TASK DETAILS – Could you write out the records below exactly as they appear, leaving out any pictures?

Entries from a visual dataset
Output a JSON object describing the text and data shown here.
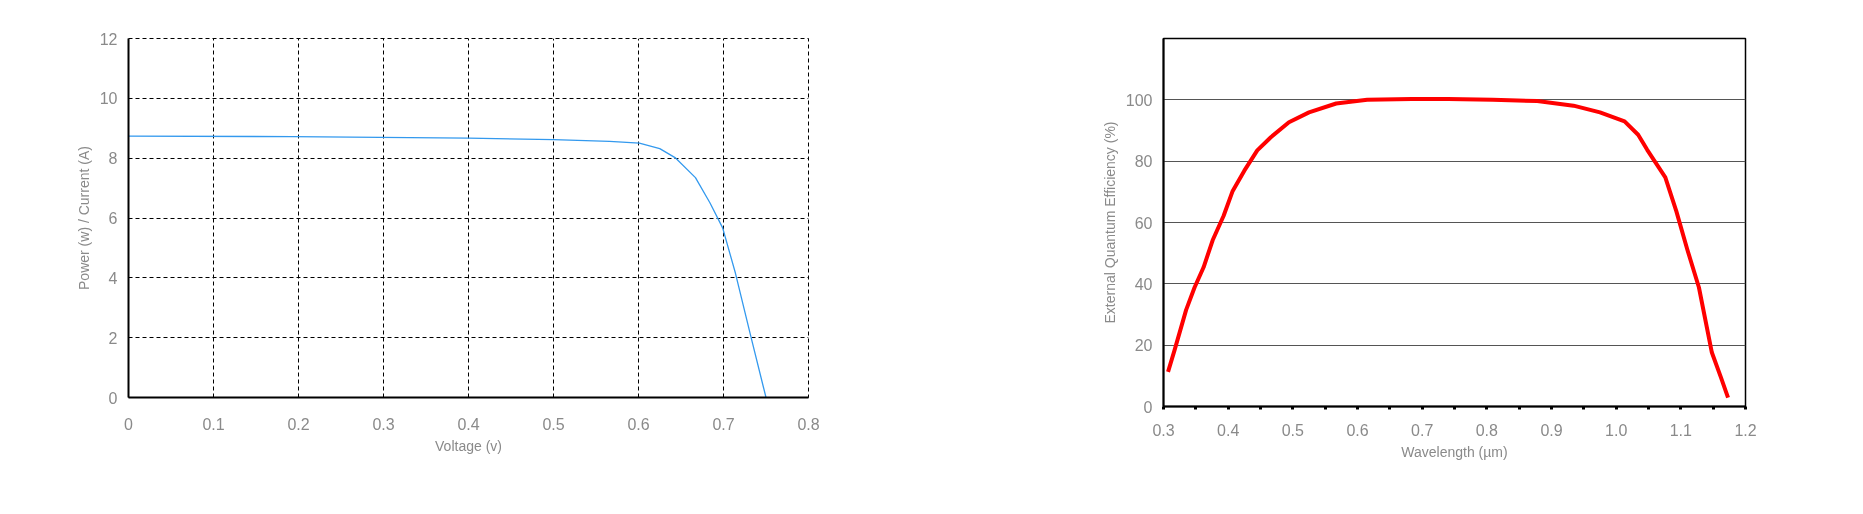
{
  "chart_data": [
    {
      "type": "line",
      "xlabel": "Voltage (v)",
      "ylabel": "Power (w) / Current (A)",
      "x": [
        0,
        0.193,
        0.4,
        0.5,
        0.566,
        0.601,
        0.625,
        0.643,
        0.667,
        0.684,
        0.699,
        0.714,
        0.732,
        0.75
      ],
      "series": [
        {
          "color": "#3399ee",
          "values": [
            8.74,
            8.72,
            8.67,
            8.62,
            8.56,
            8.5,
            8.32,
            8.02,
            7.35,
            6.51,
            5.67,
            4.16,
            2.06,
            0
          ]
        }
      ],
      "xlim": [
        0,
        0.8
      ],
      "ylim": [
        0,
        12
      ],
      "xticks": [
        0,
        0.1,
        0.2,
        0.3,
        0.4,
        0.5,
        0.6,
        0.7,
        0.8
      ],
      "yticks": [
        0,
        2,
        4,
        6,
        8,
        10,
        12
      ],
      "grid": true
    },
    {
      "type": "line",
      "xlabel": "Wavelength (µm)",
      "ylabel": "External Quantum Efficiency (%)",
      "x": [
        0.307,
        0.317,
        0.335,
        0.348,
        0.362,
        0.376,
        0.393,
        0.407,
        0.425,
        0.445,
        0.466,
        0.494,
        0.525,
        0.567,
        0.615,
        0.684,
        0.74,
        0.809,
        0.878,
        0.934,
        0.975,
        1.013,
        1.034,
        1.048,
        1.076,
        1.093,
        1.11,
        1.128,
        1.148,
        1.162,
        1.173
      ],
      "series": [
        {
          "color": "#ff0000",
          "values": [
            11.3,
            18.3,
            31.5,
            38.8,
            45.4,
            54.2,
            62.2,
            70.3,
            76.9,
            83.5,
            87.8,
            92.7,
            95.9,
            98.8,
            100,
            100.3,
            100.3,
            100,
            99.6,
            98.1,
            95.9,
            93,
            88.6,
            83.7,
            74.7,
            63.7,
            51.2,
            38.8,
            17.6,
            9.5,
            2.9
          ]
        }
      ],
      "xlim": [
        0.3,
        1.2
      ],
      "ylim": [
        0,
        120
      ],
      "xticks": [
        0.3,
        {
          "value": 0.35,
          "label": null
        },
        0.4,
        {
          "value": 0.45,
          "label": null
        },
        0.5,
        {
          "value": 0.55,
          "label": null
        },
        0.6,
        {
          "value": 0.65,
          "label": null
        },
        0.7,
        {
          "value": 0.75,
          "label": null
        },
        0.8,
        {
          "value": 0.85,
          "label": null
        },
        0.9,
        {
          "value": 0.95,
          "label": null
        },
        {
          "value": 1.0,
          "label": "1.0"
        },
        {
          "value": 1.05,
          "label": null
        },
        1.1,
        {
          "value": 1.15,
          "label": null
        },
        1.2
      ],
      "yticks": [
        0,
        20,
        40,
        60,
        80,
        100
      ],
      "grid": "y"
    }
  ]
}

SOLUTION FOR THIS TASK –
Output a JSON object describing the text and data shown here.
{
  "chart_data": [
    {
      "type": "line",
      "xlabel": "Voltage (v)",
      "ylabel": "Power (w) / Current (A)",
      "x": [
        0,
        0.193,
        0.4,
        0.5,
        0.566,
        0.601,
        0.625,
        0.643,
        0.667,
        0.684,
        0.699,
        0.714,
        0.732,
        0.75
      ],
      "series": [
        {
          "color": "#3399ee",
          "values": [
            8.74,
            8.72,
            8.67,
            8.62,
            8.56,
            8.5,
            8.32,
            8.02,
            7.35,
            6.51,
            5.67,
            4.16,
            2.06,
            0
          ]
        }
      ],
      "xlim": [
        0,
        0.8
      ],
      "ylim": [
        0,
        12
      ],
      "xticks": [
        0,
        0.1,
        0.2,
        0.3,
        0.4,
        0.5,
        0.6,
        0.7,
        0.8
      ],
      "yticks": [
        0,
        2,
        4,
        6,
        8,
        10,
        12
      ],
      "grid": true
    },
    {
      "type": "line",
      "xlabel": "Wavelength (µm)",
      "ylabel": "External Quantum Efficiency (%)",
      "x": [
        0.307,
        0.317,
        0.335,
        0.348,
        0.362,
        0.376,
        0.393,
        0.407,
        0.425,
        0.445,
        0.466,
        0.494,
        0.525,
        0.567,
        0.615,
        0.684,
        0.74,
        0.809,
        0.878,
        0.934,
        0.975,
        1.013,
        1.034,
        1.048,
        1.076,
        1.093,
        1.11,
        1.128,
        1.148,
        1.162,
        1.173
      ],
      "series": [
        {
          "color": "#ff0000",
          "values": [
            11.3,
            18.3,
            31.5,
            38.8,
            45.4,
            54.2,
            62.2,
            70.3,
            76.9,
            83.5,
            87.8,
            92.7,
            95.9,
            98.8,
            100,
            100.3,
            100.3,
            100,
            99.6,
            98.1,
            95.9,
            93,
            88.6,
            83.7,
            74.7,
            63.7,
            51.2,
            38.8,
            17.6,
            9.5,
            2.9
          ]
        }
      ],
      "xlim": [
        0.3,
        1.2
      ],
      "ylim": [
        0,
        120
      ],
      "xticks": [
        0.3,
        {
          "value": 0.35,
          "label": null
        },
        0.4,
        {
          "value": 0.45,
          "label": null
        },
        0.5,
        {
          "value": 0.55,
          "label": null
        },
        0.6,
        {
          "value": 0.65,
          "label": null
        },
        0.7,
        {
          "value": 0.75,
          "label": null
        },
        0.8,
        {
          "value": 0.85,
          "label": null
        },
        0.9,
        {
          "value": 0.95,
          "label": null
        },
        {
          "value": 1.0,
          "label": "1.0"
        },
        {
          "value": 1.05,
          "label": null
        },
        1.1,
        {
          "value": 1.15,
          "label": null
        },
        1.2
      ],
      "yticks": [
        0,
        20,
        40,
        60,
        80,
        100
      ],
      "grid": "y"
    }
  ]
}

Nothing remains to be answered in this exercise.